**Data for the task**

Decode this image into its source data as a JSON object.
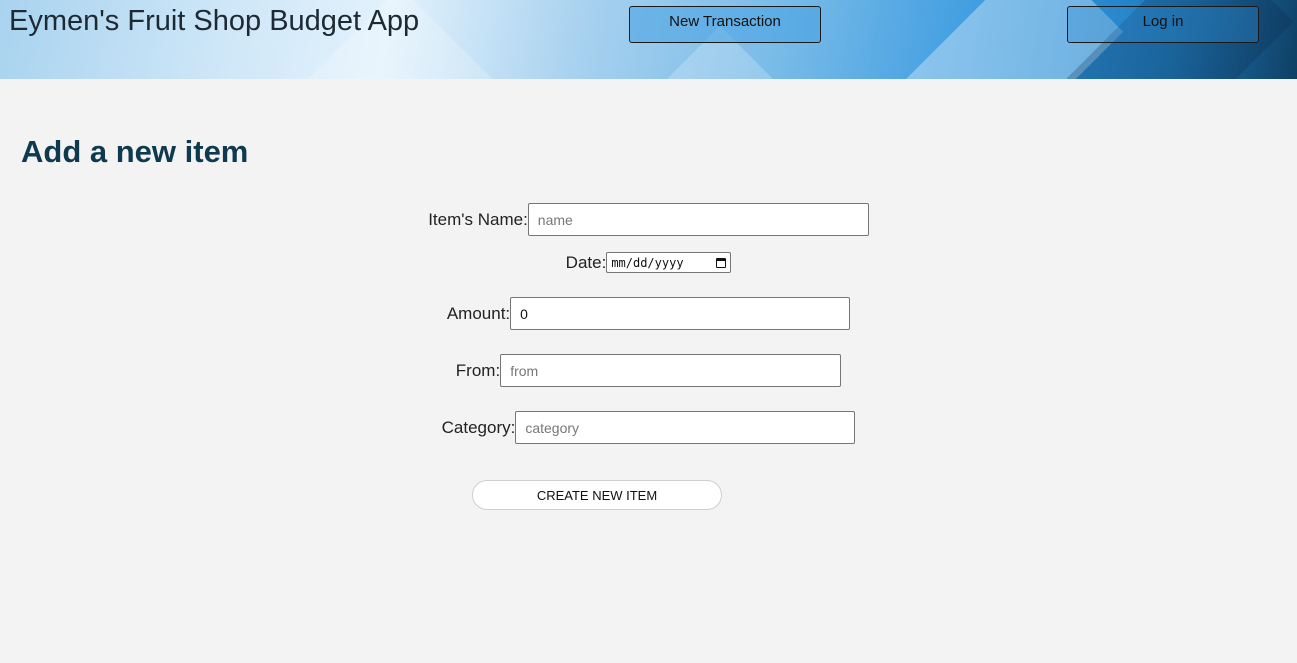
{
  "header": {
    "title": "Eymen's Fruit Shop Budget App",
    "nav": {
      "new_transaction": "New Transaction",
      "login": "Log in"
    }
  },
  "page": {
    "heading": "Add a new item"
  },
  "form": {
    "name": {
      "label": "Item's Name:",
      "placeholder": "name",
      "value": ""
    },
    "date": {
      "label": "Date:",
      "placeholder": "mm/dd/yyyy"
    },
    "amount": {
      "label": "Amount:",
      "value": "0"
    },
    "from": {
      "label": "From:",
      "placeholder": "from",
      "value": ""
    },
    "category": {
      "label": "Category:",
      "placeholder": "category",
      "value": ""
    },
    "submit_label": "CREATE NEW ITEM"
  },
  "icons": {
    "date_picker": "calendar-icon"
  }
}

**Exercise task**
Leave the pictures out and output the rest of the listing exactly.

**Output for this task**
Decode this image into its source data as a JSON object.
{
  "header": {
    "title": "Eymen's Fruit Shop Budget App",
    "nav": {
      "new_transaction": "New Transaction",
      "login": "Log in"
    }
  },
  "page": {
    "heading": "Add a new item"
  },
  "form": {
    "name": {
      "label": "Item's Name:",
      "placeholder": "name",
      "value": ""
    },
    "date": {
      "label": "Date:",
      "placeholder": "mm/dd/yyyy"
    },
    "amount": {
      "label": "Amount:",
      "value": "0"
    },
    "from": {
      "label": "From:",
      "placeholder": "from",
      "value": ""
    },
    "category": {
      "label": "Category:",
      "placeholder": "category",
      "value": ""
    },
    "submit_label": "CREATE NEW ITEM"
  },
  "icons": {
    "date_picker": "calendar-icon"
  }
}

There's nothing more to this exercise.